## begin MATERIAL FOR THIS TASK

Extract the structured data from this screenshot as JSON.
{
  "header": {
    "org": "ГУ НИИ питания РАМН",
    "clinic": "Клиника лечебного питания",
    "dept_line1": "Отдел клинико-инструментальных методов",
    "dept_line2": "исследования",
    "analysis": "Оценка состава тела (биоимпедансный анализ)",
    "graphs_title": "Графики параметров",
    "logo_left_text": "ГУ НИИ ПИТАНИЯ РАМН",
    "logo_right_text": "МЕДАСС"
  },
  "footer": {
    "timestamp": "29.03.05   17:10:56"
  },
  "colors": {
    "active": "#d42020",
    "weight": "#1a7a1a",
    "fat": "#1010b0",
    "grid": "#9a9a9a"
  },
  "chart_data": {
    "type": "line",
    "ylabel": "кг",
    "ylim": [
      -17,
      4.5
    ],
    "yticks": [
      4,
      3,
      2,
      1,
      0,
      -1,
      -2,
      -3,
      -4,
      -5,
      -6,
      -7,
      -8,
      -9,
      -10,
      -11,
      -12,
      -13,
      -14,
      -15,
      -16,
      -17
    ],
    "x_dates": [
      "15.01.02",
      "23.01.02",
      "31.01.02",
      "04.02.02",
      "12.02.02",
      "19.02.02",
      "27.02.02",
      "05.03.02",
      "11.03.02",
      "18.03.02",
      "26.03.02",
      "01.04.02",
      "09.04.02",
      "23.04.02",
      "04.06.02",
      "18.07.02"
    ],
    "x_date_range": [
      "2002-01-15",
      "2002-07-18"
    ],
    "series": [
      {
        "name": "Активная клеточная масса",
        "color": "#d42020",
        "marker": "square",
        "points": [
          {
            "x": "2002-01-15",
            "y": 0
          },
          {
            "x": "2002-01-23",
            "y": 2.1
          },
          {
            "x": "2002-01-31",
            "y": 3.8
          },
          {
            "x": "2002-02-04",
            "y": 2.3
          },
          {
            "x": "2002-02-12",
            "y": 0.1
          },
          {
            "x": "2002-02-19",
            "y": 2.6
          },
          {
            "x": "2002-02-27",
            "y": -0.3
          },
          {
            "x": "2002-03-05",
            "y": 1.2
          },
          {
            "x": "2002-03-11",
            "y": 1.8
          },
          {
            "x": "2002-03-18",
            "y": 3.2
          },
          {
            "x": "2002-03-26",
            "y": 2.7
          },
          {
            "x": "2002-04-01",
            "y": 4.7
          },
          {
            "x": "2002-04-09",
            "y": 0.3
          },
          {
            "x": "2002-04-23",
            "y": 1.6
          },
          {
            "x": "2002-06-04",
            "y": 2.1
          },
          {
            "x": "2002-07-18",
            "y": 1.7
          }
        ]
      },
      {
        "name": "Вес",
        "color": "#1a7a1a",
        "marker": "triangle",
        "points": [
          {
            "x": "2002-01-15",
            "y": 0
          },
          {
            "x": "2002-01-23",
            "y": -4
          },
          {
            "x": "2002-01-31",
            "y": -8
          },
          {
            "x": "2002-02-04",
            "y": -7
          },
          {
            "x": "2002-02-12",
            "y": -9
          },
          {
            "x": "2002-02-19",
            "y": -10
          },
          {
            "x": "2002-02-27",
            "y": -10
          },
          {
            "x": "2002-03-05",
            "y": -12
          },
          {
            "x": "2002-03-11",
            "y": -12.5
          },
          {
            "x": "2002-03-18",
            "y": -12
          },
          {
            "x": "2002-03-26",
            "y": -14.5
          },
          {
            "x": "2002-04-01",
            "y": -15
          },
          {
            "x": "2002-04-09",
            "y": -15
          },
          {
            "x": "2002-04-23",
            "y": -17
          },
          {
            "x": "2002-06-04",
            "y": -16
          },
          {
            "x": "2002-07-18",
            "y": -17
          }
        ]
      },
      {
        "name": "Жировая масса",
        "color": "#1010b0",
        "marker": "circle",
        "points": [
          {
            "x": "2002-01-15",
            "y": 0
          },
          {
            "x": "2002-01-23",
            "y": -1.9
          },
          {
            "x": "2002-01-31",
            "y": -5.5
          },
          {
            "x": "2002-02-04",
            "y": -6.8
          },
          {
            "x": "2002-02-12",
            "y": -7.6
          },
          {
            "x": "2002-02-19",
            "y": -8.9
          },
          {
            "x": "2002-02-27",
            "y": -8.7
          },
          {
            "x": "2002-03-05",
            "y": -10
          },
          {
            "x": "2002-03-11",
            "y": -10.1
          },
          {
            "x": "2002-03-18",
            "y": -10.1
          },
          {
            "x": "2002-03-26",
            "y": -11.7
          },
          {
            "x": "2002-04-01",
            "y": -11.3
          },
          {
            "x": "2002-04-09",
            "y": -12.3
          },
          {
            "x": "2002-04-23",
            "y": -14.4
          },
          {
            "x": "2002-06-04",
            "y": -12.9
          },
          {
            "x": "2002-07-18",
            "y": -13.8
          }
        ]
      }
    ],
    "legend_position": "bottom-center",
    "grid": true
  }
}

## end MATERIAL FOR THIS TASK

WORK INSTRUCTIONS
Among the entries above, how many lines hold the string "marker"? Respond with nothing but the number.

EXERCISE OUTPUT
3